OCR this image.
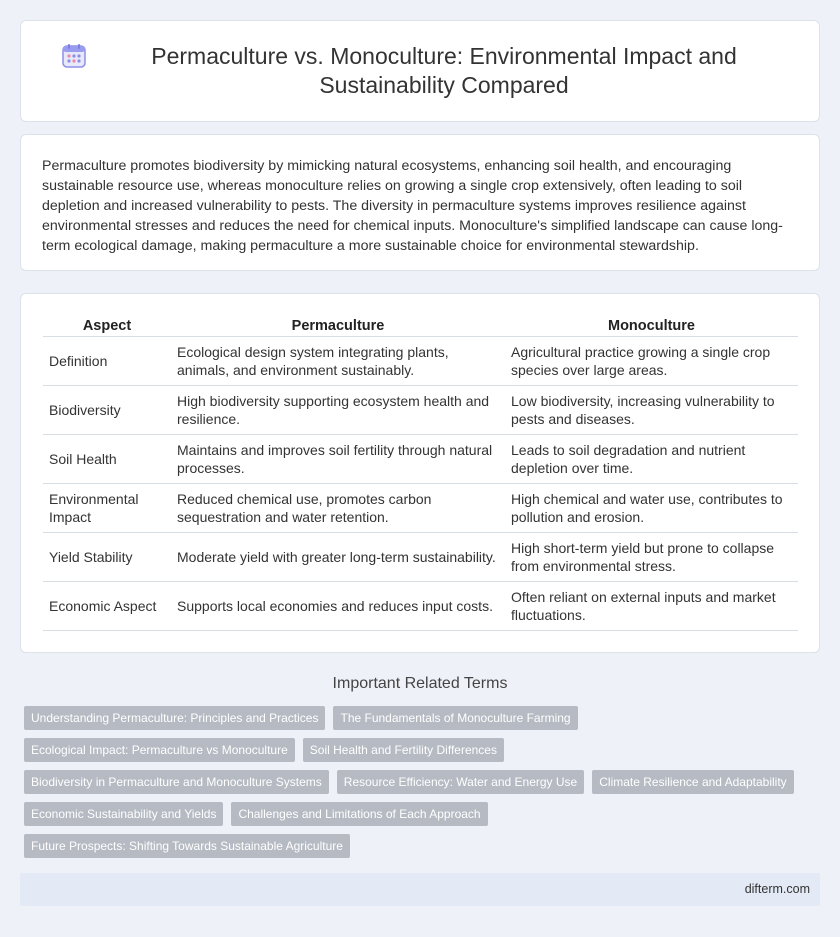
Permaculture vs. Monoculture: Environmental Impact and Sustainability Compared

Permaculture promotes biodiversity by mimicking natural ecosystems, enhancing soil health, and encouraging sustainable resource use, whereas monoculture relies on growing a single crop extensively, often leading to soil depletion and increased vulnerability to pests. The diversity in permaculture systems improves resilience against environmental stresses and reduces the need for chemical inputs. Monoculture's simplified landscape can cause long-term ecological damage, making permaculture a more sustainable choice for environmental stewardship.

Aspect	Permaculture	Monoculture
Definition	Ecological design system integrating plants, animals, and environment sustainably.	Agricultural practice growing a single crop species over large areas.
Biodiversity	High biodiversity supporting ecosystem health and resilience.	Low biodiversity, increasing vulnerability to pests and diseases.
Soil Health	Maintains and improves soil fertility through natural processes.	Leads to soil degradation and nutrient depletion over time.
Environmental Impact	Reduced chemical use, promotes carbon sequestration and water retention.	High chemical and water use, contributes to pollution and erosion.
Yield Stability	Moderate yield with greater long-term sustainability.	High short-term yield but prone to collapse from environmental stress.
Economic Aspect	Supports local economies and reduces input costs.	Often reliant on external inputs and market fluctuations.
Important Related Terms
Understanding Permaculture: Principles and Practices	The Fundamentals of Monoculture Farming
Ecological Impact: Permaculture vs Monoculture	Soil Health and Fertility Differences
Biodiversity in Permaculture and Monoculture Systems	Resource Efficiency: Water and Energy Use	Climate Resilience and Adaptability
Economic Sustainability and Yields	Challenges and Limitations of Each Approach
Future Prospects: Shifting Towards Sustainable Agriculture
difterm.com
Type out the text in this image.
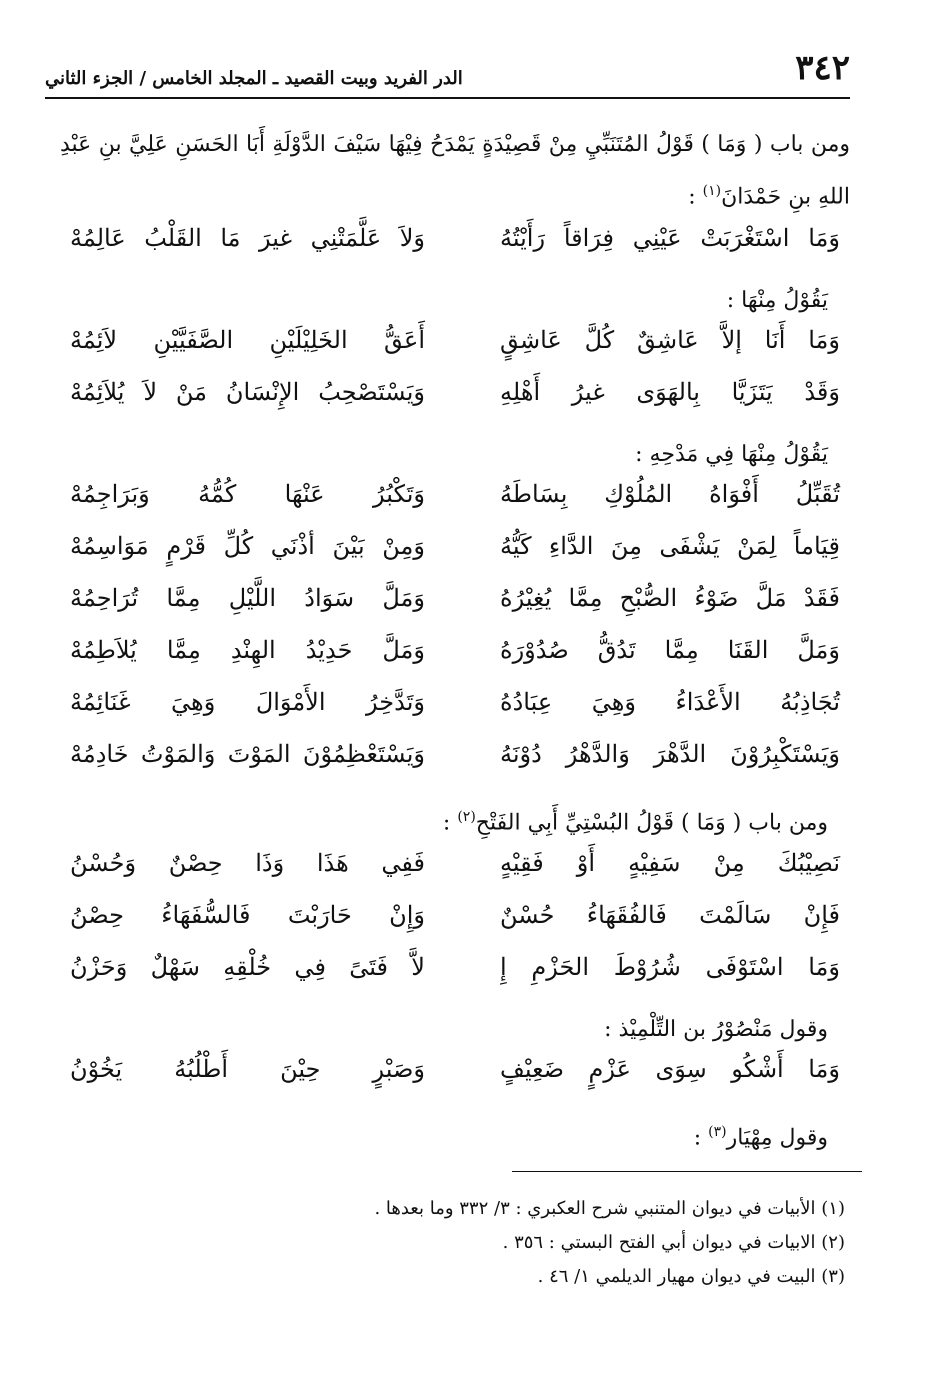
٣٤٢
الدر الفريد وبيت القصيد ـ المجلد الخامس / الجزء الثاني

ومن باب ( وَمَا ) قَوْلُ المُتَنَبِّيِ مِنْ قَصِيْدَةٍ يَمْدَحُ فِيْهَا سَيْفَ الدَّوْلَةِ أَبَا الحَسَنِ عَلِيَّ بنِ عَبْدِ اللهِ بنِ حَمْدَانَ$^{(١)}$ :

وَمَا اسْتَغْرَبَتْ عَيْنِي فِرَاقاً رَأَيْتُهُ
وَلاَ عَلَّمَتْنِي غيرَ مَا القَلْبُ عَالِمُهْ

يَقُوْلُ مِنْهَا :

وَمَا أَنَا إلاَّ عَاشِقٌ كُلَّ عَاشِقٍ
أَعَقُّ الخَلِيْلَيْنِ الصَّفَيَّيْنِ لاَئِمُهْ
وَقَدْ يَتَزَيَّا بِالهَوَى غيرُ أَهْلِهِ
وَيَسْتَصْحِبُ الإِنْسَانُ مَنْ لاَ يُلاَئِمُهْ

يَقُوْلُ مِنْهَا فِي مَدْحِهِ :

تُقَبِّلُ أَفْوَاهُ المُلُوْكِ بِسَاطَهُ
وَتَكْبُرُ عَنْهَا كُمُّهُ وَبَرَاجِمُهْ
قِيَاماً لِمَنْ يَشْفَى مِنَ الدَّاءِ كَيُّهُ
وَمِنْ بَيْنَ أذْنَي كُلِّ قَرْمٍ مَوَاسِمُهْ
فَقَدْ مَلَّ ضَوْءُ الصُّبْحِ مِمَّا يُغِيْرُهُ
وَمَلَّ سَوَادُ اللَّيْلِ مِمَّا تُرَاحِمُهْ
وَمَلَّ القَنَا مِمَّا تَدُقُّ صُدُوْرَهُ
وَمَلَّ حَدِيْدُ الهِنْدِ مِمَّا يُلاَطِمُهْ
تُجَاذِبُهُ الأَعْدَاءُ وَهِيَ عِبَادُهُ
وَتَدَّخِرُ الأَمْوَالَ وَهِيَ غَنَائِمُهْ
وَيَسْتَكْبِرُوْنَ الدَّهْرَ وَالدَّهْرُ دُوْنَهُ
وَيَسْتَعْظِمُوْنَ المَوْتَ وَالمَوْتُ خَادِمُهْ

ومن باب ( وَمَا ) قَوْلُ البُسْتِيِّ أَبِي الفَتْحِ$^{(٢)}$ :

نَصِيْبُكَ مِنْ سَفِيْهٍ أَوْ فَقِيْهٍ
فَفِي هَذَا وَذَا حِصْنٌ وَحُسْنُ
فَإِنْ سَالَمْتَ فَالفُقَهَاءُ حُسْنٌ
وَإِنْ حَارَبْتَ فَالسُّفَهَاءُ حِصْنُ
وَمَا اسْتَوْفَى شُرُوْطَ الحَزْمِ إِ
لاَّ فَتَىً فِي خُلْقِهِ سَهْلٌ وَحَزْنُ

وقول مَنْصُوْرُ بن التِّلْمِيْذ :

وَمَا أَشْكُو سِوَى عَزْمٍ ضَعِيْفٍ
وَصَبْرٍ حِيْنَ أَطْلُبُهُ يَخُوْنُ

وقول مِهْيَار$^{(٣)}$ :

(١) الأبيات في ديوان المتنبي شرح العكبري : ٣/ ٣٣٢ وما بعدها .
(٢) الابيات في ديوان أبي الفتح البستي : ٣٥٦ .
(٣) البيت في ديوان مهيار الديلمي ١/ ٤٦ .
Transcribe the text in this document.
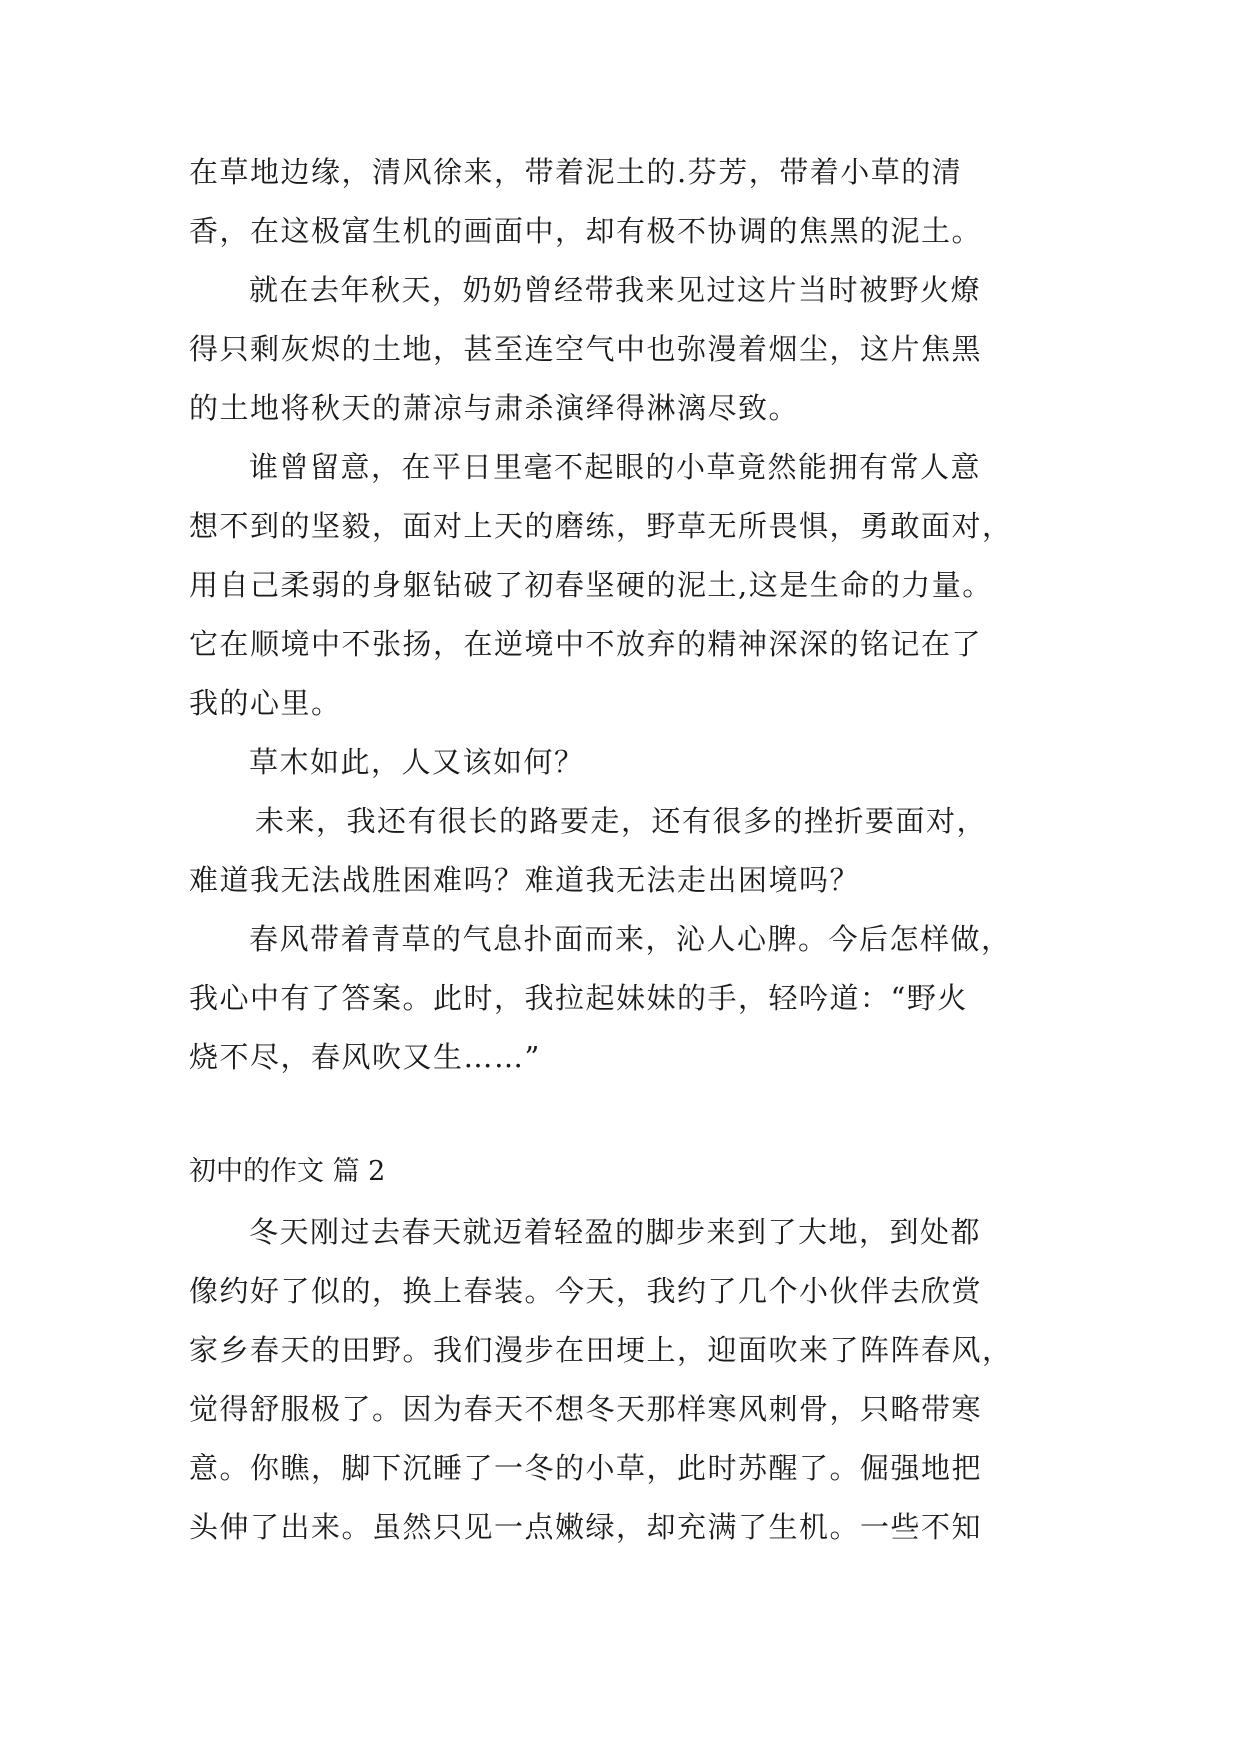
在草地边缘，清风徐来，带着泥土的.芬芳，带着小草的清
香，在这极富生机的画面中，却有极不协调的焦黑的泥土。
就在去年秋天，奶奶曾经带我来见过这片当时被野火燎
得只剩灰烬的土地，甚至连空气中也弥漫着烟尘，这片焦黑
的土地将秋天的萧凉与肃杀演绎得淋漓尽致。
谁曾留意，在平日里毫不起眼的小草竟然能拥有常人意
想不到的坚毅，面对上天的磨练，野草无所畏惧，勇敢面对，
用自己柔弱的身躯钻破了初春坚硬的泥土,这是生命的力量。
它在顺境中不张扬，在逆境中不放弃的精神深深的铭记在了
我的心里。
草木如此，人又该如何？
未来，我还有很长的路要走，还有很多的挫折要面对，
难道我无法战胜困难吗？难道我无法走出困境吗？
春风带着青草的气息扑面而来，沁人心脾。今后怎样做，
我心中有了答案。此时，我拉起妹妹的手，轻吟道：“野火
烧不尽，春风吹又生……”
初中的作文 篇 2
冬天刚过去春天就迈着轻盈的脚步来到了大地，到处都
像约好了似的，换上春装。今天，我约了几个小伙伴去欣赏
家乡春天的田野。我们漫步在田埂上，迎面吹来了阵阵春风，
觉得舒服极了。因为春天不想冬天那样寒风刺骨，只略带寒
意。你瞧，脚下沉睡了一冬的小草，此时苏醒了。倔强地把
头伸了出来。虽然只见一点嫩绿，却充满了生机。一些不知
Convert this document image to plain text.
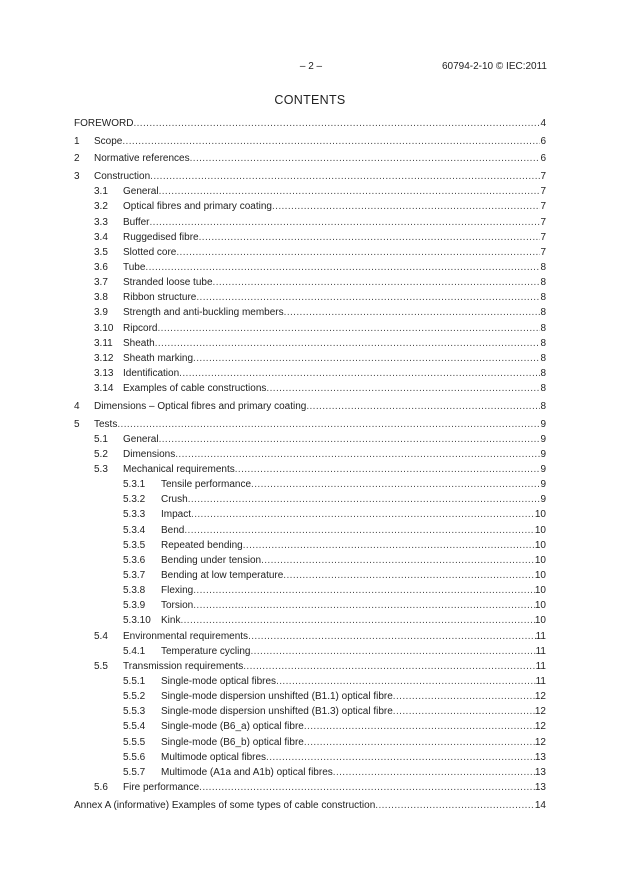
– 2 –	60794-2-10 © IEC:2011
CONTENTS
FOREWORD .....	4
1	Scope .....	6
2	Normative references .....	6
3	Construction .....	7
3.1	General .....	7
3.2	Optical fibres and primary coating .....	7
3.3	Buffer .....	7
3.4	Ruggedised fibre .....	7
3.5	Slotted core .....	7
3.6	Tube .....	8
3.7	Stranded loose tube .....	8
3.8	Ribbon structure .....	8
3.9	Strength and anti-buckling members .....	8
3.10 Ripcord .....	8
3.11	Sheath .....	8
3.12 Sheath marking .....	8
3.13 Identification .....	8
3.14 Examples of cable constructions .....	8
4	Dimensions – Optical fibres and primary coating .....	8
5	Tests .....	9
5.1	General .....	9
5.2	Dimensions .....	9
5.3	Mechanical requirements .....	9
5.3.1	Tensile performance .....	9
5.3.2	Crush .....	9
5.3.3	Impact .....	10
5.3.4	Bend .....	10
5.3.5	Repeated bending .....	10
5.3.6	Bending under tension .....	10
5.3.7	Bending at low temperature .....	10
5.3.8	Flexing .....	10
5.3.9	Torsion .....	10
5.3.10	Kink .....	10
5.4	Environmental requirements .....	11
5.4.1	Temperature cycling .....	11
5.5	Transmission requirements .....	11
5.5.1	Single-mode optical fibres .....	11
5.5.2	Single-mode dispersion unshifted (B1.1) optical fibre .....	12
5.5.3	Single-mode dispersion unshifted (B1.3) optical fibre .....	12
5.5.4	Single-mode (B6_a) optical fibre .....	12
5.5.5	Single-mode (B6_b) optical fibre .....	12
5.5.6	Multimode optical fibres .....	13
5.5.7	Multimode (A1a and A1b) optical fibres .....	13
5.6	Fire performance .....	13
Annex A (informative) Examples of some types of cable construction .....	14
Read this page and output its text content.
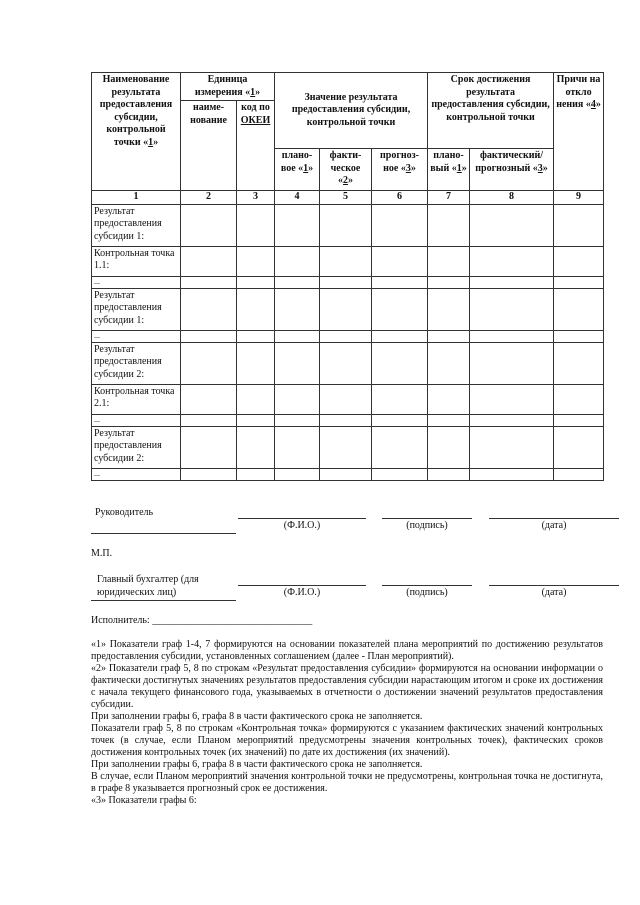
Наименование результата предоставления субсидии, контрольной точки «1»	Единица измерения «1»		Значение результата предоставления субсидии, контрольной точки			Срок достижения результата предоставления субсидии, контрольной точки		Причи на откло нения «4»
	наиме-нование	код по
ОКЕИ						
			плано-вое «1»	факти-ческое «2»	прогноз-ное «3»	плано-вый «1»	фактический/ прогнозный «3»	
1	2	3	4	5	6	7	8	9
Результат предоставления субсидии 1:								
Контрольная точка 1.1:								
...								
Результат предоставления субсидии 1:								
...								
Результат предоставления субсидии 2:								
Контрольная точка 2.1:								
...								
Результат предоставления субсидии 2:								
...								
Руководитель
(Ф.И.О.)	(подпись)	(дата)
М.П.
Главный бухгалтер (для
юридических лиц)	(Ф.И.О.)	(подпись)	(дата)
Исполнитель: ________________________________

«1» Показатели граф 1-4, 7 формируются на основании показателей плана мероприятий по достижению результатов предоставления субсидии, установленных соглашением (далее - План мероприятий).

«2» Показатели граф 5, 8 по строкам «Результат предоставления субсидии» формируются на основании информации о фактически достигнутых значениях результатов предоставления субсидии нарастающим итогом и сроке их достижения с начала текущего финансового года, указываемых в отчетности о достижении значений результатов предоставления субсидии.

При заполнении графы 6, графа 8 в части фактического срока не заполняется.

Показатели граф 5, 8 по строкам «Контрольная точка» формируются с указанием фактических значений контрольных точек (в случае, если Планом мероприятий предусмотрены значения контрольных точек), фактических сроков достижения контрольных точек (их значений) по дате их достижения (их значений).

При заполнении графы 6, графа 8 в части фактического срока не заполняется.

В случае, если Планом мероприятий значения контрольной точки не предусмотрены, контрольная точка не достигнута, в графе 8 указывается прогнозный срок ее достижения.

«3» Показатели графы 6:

....

Copy every line in the entries above that has the string "primary" in it.

3.2	Optical fibres and primary coating .....	7
4	Dimensions – Optical fibres and primary coating .....	8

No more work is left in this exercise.